Send back all the data below, exactly as given.

> [EXTRACTED RECORDS]
>>>>>
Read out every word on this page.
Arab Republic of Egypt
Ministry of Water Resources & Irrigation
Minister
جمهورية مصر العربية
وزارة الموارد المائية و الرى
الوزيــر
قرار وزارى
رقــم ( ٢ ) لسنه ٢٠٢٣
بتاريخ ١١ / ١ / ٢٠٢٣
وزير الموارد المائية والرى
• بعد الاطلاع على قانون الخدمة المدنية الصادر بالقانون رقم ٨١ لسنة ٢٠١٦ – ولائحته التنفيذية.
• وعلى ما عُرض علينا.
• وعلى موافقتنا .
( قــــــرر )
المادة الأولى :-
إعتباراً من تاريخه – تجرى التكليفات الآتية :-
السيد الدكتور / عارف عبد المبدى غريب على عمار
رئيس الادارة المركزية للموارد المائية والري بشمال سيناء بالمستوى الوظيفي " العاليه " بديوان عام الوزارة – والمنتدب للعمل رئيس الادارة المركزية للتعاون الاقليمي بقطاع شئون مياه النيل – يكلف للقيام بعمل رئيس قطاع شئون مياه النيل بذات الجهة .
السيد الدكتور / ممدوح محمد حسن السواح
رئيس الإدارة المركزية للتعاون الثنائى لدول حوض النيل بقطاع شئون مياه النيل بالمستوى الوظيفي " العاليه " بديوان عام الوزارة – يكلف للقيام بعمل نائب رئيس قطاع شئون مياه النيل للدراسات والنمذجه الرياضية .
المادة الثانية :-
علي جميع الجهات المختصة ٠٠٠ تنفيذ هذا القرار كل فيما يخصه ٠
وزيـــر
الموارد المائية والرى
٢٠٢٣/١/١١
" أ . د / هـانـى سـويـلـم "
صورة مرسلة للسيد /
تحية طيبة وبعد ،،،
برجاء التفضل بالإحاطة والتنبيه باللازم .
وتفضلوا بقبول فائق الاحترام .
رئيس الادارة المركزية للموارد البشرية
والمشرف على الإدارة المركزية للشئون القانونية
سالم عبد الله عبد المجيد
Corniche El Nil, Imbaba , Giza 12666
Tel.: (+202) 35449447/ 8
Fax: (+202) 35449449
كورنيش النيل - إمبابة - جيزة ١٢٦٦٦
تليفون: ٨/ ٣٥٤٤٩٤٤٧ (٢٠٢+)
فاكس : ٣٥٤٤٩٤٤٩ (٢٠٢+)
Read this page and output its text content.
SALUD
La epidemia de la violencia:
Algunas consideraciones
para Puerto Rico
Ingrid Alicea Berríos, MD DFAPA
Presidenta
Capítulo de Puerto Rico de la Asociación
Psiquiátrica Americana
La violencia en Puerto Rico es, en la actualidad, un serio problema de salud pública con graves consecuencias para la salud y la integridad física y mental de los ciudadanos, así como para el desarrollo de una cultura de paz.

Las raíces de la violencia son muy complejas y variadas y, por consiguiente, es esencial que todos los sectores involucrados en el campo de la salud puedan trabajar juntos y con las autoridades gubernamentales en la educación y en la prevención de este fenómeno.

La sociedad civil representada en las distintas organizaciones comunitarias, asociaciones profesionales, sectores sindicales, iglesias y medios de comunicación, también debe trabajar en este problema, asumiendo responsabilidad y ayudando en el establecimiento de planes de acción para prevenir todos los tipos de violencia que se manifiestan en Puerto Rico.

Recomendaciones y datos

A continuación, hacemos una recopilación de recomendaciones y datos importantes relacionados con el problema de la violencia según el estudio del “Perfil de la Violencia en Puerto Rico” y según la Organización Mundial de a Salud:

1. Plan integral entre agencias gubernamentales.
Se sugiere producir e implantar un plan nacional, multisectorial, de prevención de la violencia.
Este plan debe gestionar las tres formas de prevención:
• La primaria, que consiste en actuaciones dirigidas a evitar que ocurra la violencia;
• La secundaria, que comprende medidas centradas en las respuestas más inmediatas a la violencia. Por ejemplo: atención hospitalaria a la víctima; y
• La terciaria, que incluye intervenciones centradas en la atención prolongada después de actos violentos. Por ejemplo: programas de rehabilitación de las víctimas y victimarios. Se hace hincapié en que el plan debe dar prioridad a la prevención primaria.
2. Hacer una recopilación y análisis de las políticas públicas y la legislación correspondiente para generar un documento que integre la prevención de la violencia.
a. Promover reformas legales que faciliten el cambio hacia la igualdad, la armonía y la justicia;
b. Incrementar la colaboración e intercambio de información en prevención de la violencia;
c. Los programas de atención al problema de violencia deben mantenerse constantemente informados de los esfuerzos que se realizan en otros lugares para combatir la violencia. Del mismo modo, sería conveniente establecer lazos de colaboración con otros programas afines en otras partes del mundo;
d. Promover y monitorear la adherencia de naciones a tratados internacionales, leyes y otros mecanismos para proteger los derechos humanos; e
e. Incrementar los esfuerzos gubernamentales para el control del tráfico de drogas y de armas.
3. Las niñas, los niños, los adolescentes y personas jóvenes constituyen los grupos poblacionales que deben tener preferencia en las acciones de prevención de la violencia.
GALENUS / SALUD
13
<<<<<
> [EXERCISE ANSWER]
Read out every word on this page.
Arab Republic of Egypt
Ministry of Water Resources & Irrigation
Minister
جمهورية مصر العربية
وزارة الموارد المائية و الرى
الوزيــر
قرار وزارى
رقــم ( ٢ ) لسنه ٢٠٢٣
بتاريخ ١١ / ١ / ٢٠٢٣
وزير الموارد المائية والرى
• بعد الاطلاع على قانون الخدمة المدنية الصادر بالقانون رقم ٨١ لسنة ٢٠١٦ – ولائحته التنفيذية.
• وعلى ما عُرض علينا.
• وعلى موافقتنا .
( قــــــرر )
المادة الأولى :-
إعتباراً من تاريخه – تجرى التكليفات الآتية :-
السيد الدكتور / عارف عبد المبدى غريب على عمار
رئيس الادارة المركزية للموارد المائية والري بشمال سيناء بالمستوى الوظيفي " العاليه " بديوان عام الوزارة – والمنتدب للعمل رئيس الادارة المركزية للتعاون الاقليمي بقطاع شئون مياه النيل – يكلف للقيام بعمل رئيس قطاع شئون مياه النيل بذات الجهة .
السيد الدكتور / ممدوح محمد حسن السواح
رئيس الإدارة المركزية للتعاون الثنائى لدول حوض النيل بقطاع شئون مياه النيل بالمستوى الوظيفي " العاليه " بديوان عام الوزارة – يكلف للقيام بعمل نائب رئيس قطاع شئون مياه النيل للدراسات والنمذجه الرياضية .
المادة الثانية :-
علي جميع الجهات المختصة ٠٠٠ تنفيذ هذا القرار كل فيما يخصه ٠
وزيـــر
الموارد المائية والرى
٢٠٢٣/١/١١
" أ . د / هـانـى سـويـلـم "
صورة مرسلة للسيد /
تحية طيبة وبعد ،،،
برجاء التفضل بالإحاطة والتنبيه باللازم .
وتفضلوا بقبول فائق الاحترام .
رئيس الادارة المركزية للموارد البشرية
والمشرف على الإدارة المركزية للشئون القانونية
سالم عبد الله عبد المجيد
Corniche El Nil, Imbaba , Giza 12666
Tel.: (+202) 35449447/ 8
Fax: (+202) 35449449
كورنيش النيل - إمبابة - جيزة ١٢٦٦٦
تليفون: ٨/ ٣٥٤٤٩٤٤٧ (٢٠٢+)
فاكس : ٣٥٤٤٩٤٤٩ (٢٠٢+)
Read this page and output its text content.
SALUD
La epidemia de la violencia:
Algunas consideraciones
para Puerto Rico
Ingrid Alicea Berríos, MD DFAPA
Presidenta
Capítulo de Puerto Rico de la Asociación
Psiquiátrica Americana
La violencia en Puerto Rico es, en la actualidad, un serio problema de salud pública con graves consecuencias para la salud y la integridad física y mental de los ciudadanos, así como para el desarrollo de una cultura de paz.

Las raíces de la violencia son muy complejas y variadas y, por consiguiente, es esencial que todos los sectores involucrados en el campo de la salud puedan trabajar juntos y con las autoridades gubernamentales en la educación y en la prevención de este fenómeno.

La sociedad civil representada en las distintas organizaciones comunitarias, asociaciones profesionales, sectores sindicales, iglesias y medios de comunicación, también debe trabajar en este problema, asumiendo responsabilidad y ayudando en el establecimiento de planes de acción para prevenir todos los tipos de violencia que se manifiestan en Puerto Rico.

Recomendaciones y datos

A continuación, hacemos una recopilación de recomendaciones y datos importantes relacionados con el problema de la violencia según el estudio del “Perfil de la Violencia en Puerto Rico” y según la Organización Mundial de a Salud:

1. Plan integral entre agencias gubernamentales.
Se sugiere producir e implantar un plan nacional, multisectorial, de prevención de la violencia.
Este plan debe gestionar las tres formas de prevención:
• La primaria, que consiste en actuaciones dirigidas a evitar que ocurra la violencia;
• La secundaria, que comprende medidas centradas en las respuestas más inmediatas a la violencia. Por ejemplo: atención hospitalaria a la víctima; y
• La terciaria, que incluye intervenciones centradas en la atención prolongada después de actos violentos. Por ejemplo: programas de rehabilitación de las víctimas y victimarios. Se hace hincapié en que el plan debe dar prioridad a la prevención primaria.
2. Hacer una recopilación y análisis de las políticas públicas y la legislación correspondiente para generar un documento que integre la prevención de la violencia.
a. Promover reformas legales que faciliten el cambio hacia la igualdad, la armonía y la justicia;
b. Incrementar la colaboración e intercambio de información en prevención de la violencia;
c. Los programas de atención al problema de violencia deben mantenerse constantemente informados de los esfuerzos que se realizan en otros lugares para combatir la violencia. Del mismo modo, sería conveniente establecer lazos de colaboración con otros programas afines en otras partes del mundo;
d. Promover y monitorear la adherencia de naciones a tratados internacionales, leyes y otros mecanismos para proteger los derechos humanos; e
e. Incrementar los esfuerzos gubernamentales para el control del tráfico de drogas y de armas.
3. Las niñas, los niños, los adolescentes y personas jóvenes constituyen los grupos poblacionales que deben tener preferencia en las acciones de prevención de la violencia.
GALENUS / SALUD
13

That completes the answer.